[REQUIRED WORK] Quote the lines below exactly, from the one that holds "Decode this image" through the final line of the records, and only those.
[Start of PROVIDED MATERIAL]
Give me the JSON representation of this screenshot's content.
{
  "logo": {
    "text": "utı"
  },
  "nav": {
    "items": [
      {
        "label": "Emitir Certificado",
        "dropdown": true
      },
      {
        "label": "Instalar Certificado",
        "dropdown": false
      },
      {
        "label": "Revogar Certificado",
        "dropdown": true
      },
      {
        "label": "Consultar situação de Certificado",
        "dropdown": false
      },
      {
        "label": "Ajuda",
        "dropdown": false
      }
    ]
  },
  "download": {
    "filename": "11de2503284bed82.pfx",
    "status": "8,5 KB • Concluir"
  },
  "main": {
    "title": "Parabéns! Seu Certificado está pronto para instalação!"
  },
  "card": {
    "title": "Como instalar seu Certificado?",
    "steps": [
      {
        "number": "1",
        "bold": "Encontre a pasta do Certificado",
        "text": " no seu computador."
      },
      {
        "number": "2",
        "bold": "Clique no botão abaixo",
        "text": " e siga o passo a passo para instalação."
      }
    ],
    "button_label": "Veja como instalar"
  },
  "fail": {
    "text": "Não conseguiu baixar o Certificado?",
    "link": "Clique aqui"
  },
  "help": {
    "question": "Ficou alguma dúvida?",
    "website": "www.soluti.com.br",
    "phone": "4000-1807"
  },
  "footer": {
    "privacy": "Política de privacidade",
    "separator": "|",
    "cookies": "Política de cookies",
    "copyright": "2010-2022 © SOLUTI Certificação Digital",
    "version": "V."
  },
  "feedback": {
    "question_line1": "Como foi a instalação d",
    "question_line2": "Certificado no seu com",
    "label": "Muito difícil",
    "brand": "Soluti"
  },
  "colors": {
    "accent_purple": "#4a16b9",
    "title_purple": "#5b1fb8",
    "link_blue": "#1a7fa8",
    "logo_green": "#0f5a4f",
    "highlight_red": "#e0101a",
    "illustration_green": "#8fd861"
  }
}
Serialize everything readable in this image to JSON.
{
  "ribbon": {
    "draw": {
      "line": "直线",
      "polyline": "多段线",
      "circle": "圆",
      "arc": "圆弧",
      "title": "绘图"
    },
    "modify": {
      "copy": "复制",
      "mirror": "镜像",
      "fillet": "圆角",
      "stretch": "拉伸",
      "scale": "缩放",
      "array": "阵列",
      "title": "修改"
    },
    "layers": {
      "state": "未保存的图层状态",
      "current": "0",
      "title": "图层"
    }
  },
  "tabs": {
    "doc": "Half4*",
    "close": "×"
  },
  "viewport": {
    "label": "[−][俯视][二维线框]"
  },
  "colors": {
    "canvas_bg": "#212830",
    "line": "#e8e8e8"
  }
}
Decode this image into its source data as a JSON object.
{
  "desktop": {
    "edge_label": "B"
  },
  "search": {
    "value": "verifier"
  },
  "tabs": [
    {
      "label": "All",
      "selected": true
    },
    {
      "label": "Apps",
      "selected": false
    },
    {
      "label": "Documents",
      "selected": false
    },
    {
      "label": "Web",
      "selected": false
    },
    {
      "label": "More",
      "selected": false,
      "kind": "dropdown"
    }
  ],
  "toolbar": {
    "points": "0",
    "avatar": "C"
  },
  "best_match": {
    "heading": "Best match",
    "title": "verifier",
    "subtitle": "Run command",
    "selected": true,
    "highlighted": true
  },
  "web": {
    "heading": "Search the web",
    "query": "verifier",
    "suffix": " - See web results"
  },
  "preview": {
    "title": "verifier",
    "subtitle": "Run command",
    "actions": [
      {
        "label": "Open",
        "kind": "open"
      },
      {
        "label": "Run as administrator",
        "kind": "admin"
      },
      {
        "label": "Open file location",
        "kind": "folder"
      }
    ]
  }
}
[End of PROVIDED MATERIAL]
[FINAL ANSWER]
Decode this image into its source data as a JSON object.
{
  "desktop": {
    "edge_label": "B"
  },
  "search": {
    "value": "verifier"
  },
  "tabs": [
    {
      "label": "All",
      "selected": true
    },
    {
      "label": "Apps",
      "selected": false
    },
    {
      "label": "Documents",
      "selected": false
    },
    {
      "label": "Web",
      "selected": false
    },
    {
      "label": "More",
      "selected": false,
      "kind": "dropdown"
    }
  ],
  "toolbar": {
    "points": "0",
    "avatar": "C"
  },
  "best_match": {
    "heading": "Best match",
    "title": "verifier",
    "subtitle": "Run command",
    "selected": true,
    "highlighted": true
  },
  "web": {
    "heading": "Search the web",
    "query": "verifier",
    "suffix": " - See web results"
  },
  "preview": {
    "title": "verifier",
    "subtitle": "Run command",
    "actions": [
      {
        "label": "Open",
        "kind": "open"
      },
      {
        "label": "Run as administrator",
        "kind": "admin"
      },
      {
        "label": "Open file location",
        "kind": "folder"
      }
    ]
  }
}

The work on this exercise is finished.